Rows from a figure dataset:
::::
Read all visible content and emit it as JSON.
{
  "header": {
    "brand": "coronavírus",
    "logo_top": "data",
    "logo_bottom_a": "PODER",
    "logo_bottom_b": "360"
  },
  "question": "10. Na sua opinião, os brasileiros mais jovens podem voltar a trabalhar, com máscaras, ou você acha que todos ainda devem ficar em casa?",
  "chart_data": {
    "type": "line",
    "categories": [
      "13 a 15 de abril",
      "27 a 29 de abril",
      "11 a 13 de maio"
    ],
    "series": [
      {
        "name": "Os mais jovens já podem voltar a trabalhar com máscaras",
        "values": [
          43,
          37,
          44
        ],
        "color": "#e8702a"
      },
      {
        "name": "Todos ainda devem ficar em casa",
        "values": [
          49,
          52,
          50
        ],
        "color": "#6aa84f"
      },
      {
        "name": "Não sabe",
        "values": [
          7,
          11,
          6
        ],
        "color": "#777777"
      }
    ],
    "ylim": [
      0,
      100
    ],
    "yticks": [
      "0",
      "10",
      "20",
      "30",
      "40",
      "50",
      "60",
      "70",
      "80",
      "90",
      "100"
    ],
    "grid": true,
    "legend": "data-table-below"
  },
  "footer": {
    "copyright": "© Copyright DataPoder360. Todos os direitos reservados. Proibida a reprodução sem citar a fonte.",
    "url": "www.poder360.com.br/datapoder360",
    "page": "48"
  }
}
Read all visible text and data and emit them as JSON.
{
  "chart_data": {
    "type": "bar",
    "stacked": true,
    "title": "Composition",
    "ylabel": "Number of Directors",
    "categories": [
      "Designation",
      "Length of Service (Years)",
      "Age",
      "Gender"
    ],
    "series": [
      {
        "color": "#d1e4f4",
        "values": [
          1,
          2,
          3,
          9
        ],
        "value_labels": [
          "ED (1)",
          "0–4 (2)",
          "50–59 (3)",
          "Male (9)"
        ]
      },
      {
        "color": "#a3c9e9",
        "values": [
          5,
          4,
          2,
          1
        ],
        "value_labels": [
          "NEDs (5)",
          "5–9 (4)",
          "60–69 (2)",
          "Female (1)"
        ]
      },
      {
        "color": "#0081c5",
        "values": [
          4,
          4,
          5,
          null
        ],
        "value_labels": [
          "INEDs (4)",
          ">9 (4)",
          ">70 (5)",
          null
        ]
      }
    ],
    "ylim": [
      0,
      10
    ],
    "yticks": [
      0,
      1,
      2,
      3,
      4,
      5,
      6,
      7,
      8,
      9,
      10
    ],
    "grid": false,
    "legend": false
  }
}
::::
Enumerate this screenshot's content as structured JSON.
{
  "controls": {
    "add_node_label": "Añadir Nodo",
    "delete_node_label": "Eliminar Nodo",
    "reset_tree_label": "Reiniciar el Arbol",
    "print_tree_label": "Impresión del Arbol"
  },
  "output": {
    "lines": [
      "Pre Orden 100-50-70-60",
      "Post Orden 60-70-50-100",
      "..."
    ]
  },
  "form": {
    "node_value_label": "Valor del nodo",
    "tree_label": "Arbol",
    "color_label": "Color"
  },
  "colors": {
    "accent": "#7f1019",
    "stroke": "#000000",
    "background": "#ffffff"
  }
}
::::
- Task objective -
How many of the lines above include the string "trabalhar"? Reply with the number by itself.

- Expected output -
2